THE PROBLEM = Check each line of the listing, and copy it if it contains the word "xlabel".

RECORDS FOR THE TASK =
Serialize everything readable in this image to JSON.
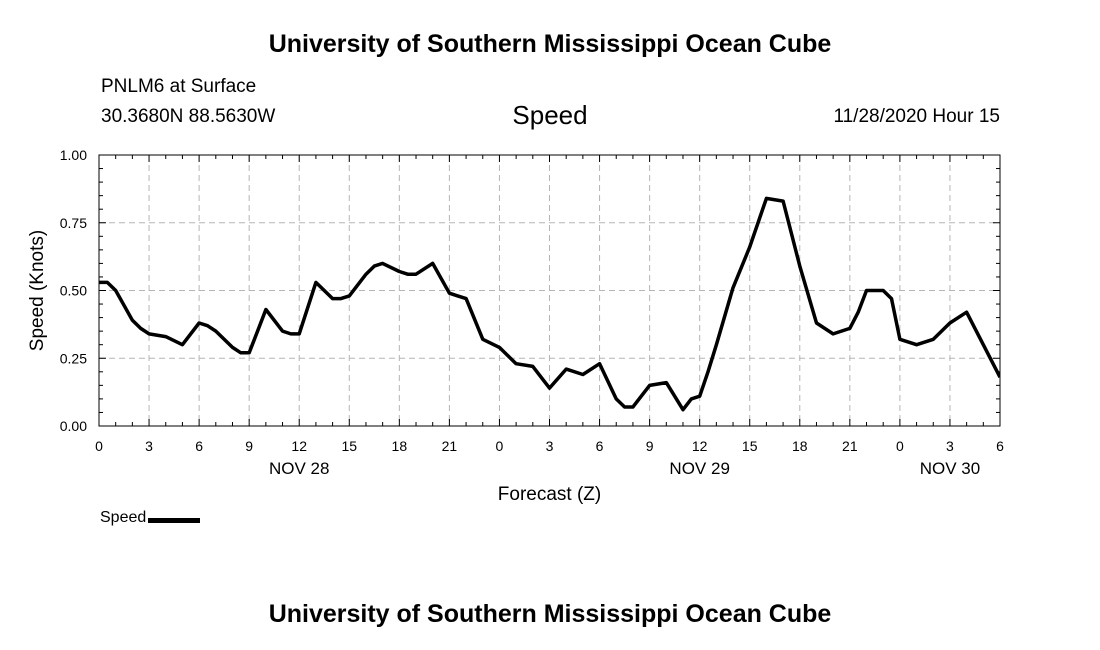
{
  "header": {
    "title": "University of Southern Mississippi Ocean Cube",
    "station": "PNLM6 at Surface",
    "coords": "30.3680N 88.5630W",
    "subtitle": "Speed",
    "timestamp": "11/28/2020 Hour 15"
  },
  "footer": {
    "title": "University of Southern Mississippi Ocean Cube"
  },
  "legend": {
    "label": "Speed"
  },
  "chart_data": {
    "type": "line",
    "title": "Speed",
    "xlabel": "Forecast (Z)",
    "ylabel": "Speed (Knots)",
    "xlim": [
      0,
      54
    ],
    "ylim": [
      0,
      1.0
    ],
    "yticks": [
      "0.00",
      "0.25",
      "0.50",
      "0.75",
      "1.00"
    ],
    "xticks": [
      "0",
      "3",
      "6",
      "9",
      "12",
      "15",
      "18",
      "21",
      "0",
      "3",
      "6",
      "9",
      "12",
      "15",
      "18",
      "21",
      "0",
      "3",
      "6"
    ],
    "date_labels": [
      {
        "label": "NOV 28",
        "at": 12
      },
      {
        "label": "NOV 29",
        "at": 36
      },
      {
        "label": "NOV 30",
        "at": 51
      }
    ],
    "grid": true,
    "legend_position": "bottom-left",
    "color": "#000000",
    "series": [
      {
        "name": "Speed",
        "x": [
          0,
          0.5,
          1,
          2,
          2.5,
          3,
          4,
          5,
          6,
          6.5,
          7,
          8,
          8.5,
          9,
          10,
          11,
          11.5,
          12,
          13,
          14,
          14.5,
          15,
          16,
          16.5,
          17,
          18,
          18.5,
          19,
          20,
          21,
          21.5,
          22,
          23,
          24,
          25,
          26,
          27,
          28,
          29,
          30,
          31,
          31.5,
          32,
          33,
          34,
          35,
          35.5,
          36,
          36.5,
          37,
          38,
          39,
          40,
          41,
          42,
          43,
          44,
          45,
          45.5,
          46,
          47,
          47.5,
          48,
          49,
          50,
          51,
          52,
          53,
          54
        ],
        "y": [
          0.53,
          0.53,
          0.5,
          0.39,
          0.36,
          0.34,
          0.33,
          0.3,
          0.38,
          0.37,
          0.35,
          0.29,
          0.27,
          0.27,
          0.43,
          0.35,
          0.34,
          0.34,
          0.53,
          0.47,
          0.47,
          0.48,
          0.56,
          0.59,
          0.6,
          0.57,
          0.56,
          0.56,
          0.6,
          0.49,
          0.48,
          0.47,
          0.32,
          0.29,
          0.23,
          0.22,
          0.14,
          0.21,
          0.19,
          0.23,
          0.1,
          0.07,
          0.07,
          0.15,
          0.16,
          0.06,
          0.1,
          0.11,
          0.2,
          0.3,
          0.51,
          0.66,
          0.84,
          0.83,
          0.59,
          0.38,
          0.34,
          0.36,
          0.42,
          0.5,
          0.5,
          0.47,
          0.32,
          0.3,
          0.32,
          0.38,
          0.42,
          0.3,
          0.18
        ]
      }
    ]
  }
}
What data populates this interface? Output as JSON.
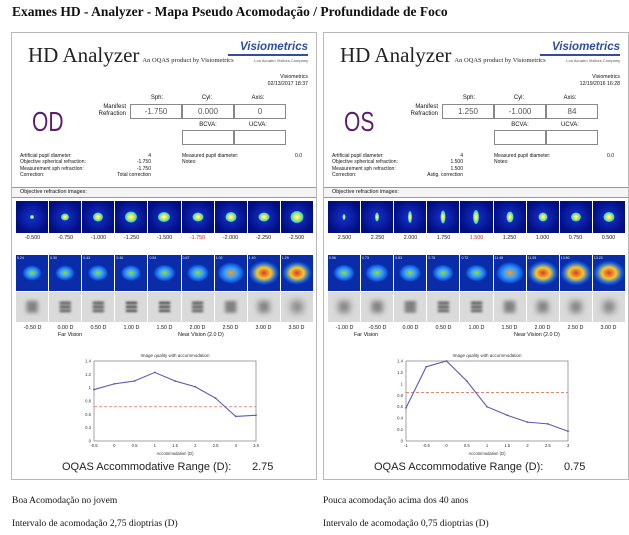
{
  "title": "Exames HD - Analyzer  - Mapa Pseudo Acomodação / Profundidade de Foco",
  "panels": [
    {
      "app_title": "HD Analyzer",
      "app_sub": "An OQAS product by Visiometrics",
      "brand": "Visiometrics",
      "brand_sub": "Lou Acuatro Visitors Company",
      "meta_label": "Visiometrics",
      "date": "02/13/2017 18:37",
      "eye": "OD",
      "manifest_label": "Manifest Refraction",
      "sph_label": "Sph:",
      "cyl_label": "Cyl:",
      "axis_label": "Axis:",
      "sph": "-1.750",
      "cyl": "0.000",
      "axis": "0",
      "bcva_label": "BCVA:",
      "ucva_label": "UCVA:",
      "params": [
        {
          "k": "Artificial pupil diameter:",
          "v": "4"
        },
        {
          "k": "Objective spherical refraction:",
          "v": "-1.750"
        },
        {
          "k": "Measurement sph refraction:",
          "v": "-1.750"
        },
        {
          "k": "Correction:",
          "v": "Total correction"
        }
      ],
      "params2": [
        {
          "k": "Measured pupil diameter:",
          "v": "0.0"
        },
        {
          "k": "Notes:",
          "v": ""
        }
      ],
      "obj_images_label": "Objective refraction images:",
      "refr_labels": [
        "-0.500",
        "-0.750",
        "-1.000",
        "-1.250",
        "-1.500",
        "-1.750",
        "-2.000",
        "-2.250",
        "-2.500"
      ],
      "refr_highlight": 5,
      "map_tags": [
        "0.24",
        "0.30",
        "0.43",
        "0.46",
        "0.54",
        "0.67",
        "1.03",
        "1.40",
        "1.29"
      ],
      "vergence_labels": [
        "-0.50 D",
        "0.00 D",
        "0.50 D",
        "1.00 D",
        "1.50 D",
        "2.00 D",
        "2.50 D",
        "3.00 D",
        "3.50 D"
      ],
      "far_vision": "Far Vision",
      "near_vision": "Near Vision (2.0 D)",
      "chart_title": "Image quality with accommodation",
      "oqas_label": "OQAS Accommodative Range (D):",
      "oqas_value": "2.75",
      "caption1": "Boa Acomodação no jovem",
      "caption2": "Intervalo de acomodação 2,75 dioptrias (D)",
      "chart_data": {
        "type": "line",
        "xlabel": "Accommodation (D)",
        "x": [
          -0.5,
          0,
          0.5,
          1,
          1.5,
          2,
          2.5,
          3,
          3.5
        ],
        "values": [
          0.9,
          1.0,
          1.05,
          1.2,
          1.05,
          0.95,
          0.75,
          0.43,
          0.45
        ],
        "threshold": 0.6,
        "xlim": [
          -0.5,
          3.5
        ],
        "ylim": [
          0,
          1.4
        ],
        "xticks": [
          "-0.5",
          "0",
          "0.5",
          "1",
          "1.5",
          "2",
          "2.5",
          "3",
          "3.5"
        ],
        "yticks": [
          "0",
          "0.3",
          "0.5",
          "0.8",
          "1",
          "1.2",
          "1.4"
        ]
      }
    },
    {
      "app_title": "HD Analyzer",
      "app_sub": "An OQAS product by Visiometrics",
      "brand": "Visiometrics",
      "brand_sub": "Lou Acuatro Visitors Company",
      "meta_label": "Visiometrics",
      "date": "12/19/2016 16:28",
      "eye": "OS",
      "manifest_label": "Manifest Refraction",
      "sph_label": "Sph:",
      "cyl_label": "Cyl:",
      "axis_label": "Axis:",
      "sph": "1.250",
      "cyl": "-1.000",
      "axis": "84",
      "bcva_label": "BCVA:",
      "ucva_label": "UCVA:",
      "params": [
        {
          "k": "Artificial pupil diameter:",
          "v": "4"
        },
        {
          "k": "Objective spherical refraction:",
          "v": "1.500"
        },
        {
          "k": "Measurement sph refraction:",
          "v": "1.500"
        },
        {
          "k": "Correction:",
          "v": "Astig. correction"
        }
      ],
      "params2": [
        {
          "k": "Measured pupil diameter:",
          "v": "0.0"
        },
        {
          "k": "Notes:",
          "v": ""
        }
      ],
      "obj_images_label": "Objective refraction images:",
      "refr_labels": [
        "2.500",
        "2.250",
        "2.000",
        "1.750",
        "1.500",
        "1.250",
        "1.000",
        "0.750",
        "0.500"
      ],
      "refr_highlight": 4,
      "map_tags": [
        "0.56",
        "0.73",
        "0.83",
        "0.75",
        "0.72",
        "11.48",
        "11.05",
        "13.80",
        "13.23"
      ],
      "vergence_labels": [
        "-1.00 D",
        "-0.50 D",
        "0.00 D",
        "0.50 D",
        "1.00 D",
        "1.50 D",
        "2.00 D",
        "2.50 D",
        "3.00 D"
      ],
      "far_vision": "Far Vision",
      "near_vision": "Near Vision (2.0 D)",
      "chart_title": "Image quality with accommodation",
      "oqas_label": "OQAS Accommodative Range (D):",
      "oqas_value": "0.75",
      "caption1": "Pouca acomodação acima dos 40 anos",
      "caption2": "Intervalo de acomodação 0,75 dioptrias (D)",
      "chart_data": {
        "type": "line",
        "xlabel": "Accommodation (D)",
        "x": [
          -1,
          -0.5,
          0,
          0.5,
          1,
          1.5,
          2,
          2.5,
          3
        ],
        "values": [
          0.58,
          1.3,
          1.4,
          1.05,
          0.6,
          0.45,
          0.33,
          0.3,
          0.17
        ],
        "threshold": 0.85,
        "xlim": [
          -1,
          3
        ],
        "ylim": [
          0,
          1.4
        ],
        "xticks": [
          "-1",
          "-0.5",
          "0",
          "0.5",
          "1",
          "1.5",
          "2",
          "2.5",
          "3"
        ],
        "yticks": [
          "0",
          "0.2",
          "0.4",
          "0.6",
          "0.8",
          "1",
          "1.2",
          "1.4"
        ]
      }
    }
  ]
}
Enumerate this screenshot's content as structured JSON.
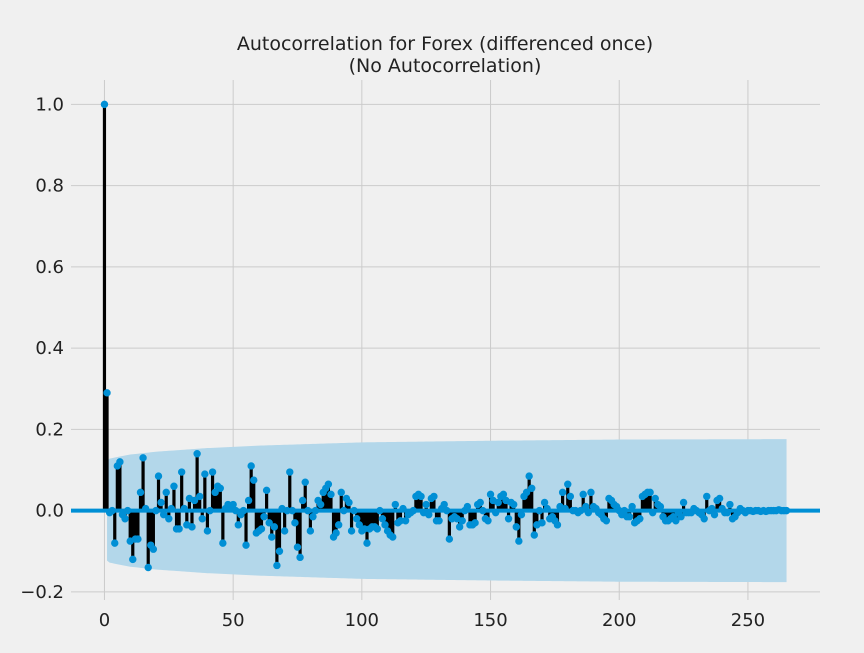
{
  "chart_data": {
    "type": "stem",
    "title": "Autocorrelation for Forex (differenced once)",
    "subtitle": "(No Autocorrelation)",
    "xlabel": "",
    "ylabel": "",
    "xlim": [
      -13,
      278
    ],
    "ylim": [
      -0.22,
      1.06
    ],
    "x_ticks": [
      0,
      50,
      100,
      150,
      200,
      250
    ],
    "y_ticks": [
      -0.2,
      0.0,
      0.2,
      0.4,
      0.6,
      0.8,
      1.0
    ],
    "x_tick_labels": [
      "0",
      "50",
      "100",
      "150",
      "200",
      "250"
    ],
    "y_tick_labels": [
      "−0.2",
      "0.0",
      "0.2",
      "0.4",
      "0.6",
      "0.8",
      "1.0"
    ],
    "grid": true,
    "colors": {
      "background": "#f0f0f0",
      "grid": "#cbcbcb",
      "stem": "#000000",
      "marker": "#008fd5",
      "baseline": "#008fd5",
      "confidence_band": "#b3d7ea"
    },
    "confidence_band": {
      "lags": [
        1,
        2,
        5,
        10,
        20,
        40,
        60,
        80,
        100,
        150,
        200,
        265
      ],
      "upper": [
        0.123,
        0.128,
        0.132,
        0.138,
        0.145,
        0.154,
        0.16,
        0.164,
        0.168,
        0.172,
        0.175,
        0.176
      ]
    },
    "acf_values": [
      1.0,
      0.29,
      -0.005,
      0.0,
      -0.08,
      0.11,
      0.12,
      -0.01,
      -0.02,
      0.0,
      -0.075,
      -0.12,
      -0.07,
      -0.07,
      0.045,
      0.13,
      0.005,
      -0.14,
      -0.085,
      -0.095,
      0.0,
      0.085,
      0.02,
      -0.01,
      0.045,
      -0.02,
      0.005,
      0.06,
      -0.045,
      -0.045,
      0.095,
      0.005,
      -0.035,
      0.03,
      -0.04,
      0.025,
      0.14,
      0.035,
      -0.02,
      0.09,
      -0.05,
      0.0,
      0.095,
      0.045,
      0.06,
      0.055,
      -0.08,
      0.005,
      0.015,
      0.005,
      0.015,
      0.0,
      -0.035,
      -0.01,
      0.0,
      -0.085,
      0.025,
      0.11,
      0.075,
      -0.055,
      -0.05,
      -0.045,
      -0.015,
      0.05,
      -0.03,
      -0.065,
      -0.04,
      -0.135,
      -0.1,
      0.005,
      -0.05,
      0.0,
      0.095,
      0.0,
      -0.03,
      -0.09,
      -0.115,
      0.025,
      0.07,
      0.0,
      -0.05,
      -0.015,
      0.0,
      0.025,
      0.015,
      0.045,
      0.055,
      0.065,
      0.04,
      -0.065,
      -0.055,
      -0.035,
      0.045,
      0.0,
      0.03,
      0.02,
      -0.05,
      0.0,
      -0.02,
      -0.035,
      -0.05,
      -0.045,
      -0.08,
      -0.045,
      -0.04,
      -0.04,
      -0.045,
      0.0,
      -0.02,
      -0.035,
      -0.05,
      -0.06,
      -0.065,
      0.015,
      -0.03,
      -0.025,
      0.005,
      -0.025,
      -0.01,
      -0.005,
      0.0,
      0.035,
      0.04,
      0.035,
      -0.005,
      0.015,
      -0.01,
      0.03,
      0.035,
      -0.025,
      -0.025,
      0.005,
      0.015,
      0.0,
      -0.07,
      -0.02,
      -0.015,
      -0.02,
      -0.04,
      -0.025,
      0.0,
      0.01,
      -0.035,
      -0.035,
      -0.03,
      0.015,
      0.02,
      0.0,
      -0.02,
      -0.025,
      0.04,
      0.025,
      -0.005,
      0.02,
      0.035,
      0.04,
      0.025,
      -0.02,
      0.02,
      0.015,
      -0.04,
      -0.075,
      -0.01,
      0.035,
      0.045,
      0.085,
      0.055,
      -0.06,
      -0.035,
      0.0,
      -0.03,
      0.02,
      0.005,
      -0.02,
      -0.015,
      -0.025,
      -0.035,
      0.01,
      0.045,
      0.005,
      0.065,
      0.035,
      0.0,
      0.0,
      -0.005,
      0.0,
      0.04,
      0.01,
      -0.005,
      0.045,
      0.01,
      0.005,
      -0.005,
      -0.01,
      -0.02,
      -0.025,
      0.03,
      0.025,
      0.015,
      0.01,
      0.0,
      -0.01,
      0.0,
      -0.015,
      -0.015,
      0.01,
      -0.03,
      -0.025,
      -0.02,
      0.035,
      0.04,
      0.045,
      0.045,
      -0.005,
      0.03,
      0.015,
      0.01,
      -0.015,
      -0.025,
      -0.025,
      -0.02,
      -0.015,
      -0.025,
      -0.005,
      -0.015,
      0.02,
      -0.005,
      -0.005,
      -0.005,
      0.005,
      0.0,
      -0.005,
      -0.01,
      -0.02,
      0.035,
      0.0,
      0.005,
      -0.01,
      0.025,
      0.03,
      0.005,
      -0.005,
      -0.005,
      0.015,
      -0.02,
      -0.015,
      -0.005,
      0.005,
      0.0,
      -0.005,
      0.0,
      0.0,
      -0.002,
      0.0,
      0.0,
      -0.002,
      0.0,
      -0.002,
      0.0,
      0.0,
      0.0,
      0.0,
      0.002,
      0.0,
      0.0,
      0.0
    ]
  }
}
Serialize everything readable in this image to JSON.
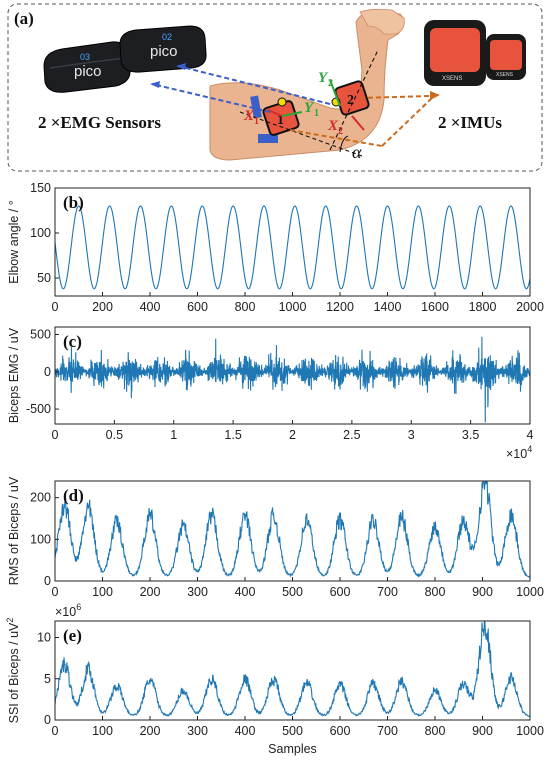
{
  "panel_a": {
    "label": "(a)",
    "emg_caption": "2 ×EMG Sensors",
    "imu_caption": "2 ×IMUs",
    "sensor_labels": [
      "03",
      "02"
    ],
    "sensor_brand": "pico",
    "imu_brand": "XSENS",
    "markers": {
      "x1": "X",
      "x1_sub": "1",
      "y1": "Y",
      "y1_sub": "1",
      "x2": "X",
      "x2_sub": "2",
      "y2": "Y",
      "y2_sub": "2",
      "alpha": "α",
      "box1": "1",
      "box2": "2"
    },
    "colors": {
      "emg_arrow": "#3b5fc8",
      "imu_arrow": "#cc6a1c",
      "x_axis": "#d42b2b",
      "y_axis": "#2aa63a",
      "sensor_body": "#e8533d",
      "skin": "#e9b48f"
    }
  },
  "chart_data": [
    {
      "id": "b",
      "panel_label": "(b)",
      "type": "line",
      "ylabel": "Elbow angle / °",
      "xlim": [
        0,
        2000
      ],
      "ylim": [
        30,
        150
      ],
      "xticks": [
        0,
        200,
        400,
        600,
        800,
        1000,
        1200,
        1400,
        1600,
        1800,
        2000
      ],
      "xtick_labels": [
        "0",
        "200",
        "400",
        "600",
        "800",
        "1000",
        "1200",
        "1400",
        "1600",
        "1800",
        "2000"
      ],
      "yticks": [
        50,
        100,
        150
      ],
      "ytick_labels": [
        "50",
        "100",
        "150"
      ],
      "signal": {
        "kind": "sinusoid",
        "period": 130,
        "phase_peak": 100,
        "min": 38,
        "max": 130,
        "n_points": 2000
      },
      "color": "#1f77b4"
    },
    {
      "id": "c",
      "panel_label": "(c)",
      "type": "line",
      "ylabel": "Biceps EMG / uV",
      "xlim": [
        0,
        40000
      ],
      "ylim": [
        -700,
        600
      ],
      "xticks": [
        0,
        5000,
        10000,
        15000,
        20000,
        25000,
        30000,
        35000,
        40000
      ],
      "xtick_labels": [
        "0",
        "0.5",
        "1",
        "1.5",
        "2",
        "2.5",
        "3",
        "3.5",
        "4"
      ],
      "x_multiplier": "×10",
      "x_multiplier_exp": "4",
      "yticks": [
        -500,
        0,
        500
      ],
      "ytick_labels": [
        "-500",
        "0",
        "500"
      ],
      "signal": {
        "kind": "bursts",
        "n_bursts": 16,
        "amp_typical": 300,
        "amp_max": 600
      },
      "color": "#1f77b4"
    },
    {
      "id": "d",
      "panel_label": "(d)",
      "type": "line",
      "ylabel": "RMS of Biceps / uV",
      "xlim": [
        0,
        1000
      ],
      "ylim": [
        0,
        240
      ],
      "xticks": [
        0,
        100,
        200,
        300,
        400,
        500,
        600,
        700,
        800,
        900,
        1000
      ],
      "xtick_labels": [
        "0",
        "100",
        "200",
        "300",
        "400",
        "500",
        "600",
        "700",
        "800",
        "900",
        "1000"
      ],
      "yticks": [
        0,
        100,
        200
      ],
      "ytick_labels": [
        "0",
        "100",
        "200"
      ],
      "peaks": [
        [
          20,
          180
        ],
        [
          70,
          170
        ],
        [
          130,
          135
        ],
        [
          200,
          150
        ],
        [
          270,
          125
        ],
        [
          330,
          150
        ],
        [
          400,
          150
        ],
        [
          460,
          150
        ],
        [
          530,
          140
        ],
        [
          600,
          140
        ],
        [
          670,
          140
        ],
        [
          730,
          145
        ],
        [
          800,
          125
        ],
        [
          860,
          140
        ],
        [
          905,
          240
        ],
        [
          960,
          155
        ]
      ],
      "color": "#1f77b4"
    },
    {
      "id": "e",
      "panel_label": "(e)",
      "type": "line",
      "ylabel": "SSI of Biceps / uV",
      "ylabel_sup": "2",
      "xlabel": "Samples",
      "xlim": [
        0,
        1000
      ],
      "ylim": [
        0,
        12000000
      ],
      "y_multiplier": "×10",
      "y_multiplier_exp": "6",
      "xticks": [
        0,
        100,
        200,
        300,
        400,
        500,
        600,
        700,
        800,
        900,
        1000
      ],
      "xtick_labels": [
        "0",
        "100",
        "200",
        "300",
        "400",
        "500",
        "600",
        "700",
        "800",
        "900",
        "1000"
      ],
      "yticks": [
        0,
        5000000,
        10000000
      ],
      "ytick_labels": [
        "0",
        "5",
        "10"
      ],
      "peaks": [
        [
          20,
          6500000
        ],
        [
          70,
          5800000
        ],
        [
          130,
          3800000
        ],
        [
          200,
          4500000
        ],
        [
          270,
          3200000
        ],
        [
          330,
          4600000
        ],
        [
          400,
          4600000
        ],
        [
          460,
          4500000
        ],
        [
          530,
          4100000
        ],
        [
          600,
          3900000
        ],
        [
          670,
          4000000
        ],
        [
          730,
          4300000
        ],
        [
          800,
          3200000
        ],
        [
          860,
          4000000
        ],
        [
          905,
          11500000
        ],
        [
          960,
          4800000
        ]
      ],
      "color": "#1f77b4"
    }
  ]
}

COMPLETE ANSWER =
    "xlabel": "Forecast (Z)",
        "xlabel": "Accommodation (D)",
        "xlabel": "Accommodation (D)",
    "xlabel": "",
      "xlabel": "Samples",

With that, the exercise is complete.